==== Record excerpts
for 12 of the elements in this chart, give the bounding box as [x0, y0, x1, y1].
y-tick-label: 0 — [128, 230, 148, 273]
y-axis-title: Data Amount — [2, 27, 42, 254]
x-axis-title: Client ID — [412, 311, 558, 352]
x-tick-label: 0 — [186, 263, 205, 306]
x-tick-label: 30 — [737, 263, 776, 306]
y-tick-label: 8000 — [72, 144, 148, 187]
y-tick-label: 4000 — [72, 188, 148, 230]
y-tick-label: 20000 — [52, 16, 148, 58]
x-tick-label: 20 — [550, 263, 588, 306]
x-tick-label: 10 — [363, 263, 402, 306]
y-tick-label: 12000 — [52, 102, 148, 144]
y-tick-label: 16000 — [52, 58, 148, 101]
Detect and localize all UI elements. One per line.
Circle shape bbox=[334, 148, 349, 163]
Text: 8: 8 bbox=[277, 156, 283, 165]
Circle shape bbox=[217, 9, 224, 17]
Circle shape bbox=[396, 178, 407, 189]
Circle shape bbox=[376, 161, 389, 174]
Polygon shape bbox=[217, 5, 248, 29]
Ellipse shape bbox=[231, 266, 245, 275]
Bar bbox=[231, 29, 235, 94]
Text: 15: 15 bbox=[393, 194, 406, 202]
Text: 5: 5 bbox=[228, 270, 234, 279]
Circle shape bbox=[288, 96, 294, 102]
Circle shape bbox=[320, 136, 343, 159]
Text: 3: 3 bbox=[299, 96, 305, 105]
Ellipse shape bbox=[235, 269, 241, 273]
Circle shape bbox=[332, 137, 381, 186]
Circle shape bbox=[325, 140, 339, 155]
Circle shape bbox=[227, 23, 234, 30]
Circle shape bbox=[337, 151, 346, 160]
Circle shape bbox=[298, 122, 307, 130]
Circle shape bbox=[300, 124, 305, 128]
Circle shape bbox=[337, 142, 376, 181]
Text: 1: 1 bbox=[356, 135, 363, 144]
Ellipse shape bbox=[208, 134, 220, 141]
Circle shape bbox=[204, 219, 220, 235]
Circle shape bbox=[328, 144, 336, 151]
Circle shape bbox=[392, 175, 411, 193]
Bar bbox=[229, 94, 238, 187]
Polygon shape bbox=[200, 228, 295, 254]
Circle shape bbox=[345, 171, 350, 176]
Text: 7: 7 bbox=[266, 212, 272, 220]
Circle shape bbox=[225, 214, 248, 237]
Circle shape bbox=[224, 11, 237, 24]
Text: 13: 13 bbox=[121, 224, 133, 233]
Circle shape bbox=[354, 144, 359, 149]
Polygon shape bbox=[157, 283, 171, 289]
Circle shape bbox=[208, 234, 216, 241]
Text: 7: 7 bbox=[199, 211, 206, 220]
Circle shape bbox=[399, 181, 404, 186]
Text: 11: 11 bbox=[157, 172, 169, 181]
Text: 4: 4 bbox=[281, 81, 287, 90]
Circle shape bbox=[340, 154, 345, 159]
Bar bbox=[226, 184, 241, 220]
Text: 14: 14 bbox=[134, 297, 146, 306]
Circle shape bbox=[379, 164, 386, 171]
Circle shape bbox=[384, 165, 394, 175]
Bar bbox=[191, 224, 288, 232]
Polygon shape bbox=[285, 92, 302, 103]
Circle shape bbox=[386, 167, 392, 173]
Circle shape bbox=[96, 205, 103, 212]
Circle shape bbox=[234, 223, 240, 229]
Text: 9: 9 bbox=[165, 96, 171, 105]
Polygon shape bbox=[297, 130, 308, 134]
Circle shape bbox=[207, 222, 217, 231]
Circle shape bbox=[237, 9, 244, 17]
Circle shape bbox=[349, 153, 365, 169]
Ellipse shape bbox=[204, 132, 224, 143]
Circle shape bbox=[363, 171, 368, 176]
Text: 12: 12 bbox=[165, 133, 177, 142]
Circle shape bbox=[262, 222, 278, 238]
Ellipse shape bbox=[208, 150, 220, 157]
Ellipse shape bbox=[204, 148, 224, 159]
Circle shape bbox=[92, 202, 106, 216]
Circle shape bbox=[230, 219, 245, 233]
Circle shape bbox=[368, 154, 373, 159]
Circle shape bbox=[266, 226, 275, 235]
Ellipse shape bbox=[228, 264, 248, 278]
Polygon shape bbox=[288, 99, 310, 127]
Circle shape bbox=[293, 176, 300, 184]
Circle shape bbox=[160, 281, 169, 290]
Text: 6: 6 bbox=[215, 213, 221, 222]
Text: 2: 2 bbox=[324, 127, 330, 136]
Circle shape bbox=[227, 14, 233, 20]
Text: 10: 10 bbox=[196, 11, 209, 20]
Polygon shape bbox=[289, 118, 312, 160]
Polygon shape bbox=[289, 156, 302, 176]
========
Objective -
Copy all of the items above line for line, changing nothing.

Written response -
for 12 of the elements in this chart, give the bounding box as [x0, y0, x1, y1].
y-tick-label: 0 — [128, 230, 148, 273]
y-axis-title: Data Amount — [2, 27, 42, 254]
x-axis-title: Client ID — [412, 311, 558, 352]
x-tick-label: 0 — [186, 263, 205, 306]
x-tick-label: 30 — [737, 263, 776, 306]
y-tick-label: 8000 — [72, 144, 148, 187]
y-tick-label: 4000 — [72, 188, 148, 230]
y-tick-label: 20000 — [52, 16, 148, 58]
x-tick-label: 20 — [550, 263, 588, 306]
x-tick-label: 10 — [363, 263, 402, 306]
y-tick-label: 12000 — [52, 102, 148, 144]
y-tick-label: 16000 — [52, 58, 148, 101]
Detect and localize all UI elements. One per line.
Circle shape bbox=[334, 148, 349, 163]
Text: 8: 8 bbox=[277, 156, 283, 165]
Circle shape bbox=[217, 9, 224, 17]
Circle shape bbox=[396, 178, 407, 189]
Circle shape bbox=[376, 161, 389, 174]
Polygon shape bbox=[217, 5, 248, 29]
Ellipse shape bbox=[231, 266, 245, 275]
Bar bbox=[231, 29, 235, 94]
Text: 15: 15 bbox=[393, 194, 406, 202]
Text: 5: 5 bbox=[228, 270, 234, 279]
Circle shape bbox=[288, 96, 294, 102]
Circle shape bbox=[320, 136, 343, 159]
Text: 3: 3 bbox=[299, 96, 305, 105]
Ellipse shape bbox=[235, 269, 241, 273]
Circle shape bbox=[332, 137, 381, 186]
Circle shape bbox=[325, 140, 339, 155]
Circle shape bbox=[227, 23, 234, 30]
Circle shape bbox=[337, 151, 346, 160]
Circle shape bbox=[298, 122, 307, 130]
Circle shape bbox=[300, 124, 305, 128]
Circle shape bbox=[337, 142, 376, 181]
Text: 1: 1 bbox=[356, 135, 363, 144]
Ellipse shape bbox=[208, 134, 220, 141]
Circle shape bbox=[204, 219, 220, 235]
Circle shape bbox=[328, 144, 336, 151]
Circle shape bbox=[392, 175, 411, 193]
Bar bbox=[229, 94, 238, 187]
Polygon shape bbox=[200, 228, 295, 254]
Circle shape bbox=[345, 171, 350, 176]
Text: 7: 7 bbox=[266, 212, 272, 220]
Circle shape bbox=[225, 214, 248, 237]
Circle shape bbox=[224, 11, 237, 24]
Text: 13: 13 bbox=[121, 224, 133, 233]
Circle shape bbox=[354, 144, 359, 149]
Polygon shape bbox=[157, 283, 171, 289]
Circle shape bbox=[208, 234, 216, 241]
Text: 7: 7 bbox=[199, 211, 206, 220]
Circle shape bbox=[399, 181, 404, 186]
Text: 11: 11 bbox=[157, 172, 169, 181]
Text: 4: 4 bbox=[281, 81, 287, 90]
Circle shape bbox=[340, 154, 345, 159]
Bar bbox=[226, 184, 241, 220]
Text: 14: 14 bbox=[134, 297, 146, 306]
Circle shape bbox=[379, 164, 386, 171]
Circle shape bbox=[384, 165, 394, 175]
Bar bbox=[191, 224, 288, 232]
Polygon shape bbox=[285, 92, 302, 103]
Circle shape bbox=[386, 167, 392, 173]
Circle shape bbox=[96, 205, 103, 212]
Circle shape bbox=[234, 223, 240, 229]
Text: 9: 9 bbox=[165, 96, 171, 105]
Polygon shape bbox=[297, 130, 308, 134]
Circle shape bbox=[207, 222, 217, 231]
Circle shape bbox=[237, 9, 244, 17]
Circle shape bbox=[349, 153, 365, 169]
Ellipse shape bbox=[204, 132, 224, 143]
Circle shape bbox=[363, 171, 368, 176]
Text: 12: 12 bbox=[165, 133, 177, 142]
Circle shape bbox=[262, 222, 278, 238]
Ellipse shape bbox=[208, 150, 220, 157]
Ellipse shape bbox=[204, 148, 224, 159]
Circle shape bbox=[92, 202, 106, 216]
Circle shape bbox=[230, 219, 245, 233]
Circle shape bbox=[368, 154, 373, 159]
Circle shape bbox=[266, 226, 275, 235]
Ellipse shape bbox=[228, 264, 248, 278]
Polygon shape bbox=[288, 99, 310, 127]
Circle shape bbox=[293, 176, 300, 184]
Circle shape bbox=[160, 281, 169, 290]
Text: 6: 6 bbox=[215, 213, 221, 222]
Text: 2: 2 bbox=[324, 127, 330, 136]
Circle shape bbox=[227, 14, 233, 20]
Text: 10: 10 bbox=[196, 11, 209, 20]
Polygon shape bbox=[289, 118, 312, 160]
Polygon shape bbox=[289, 156, 302, 176]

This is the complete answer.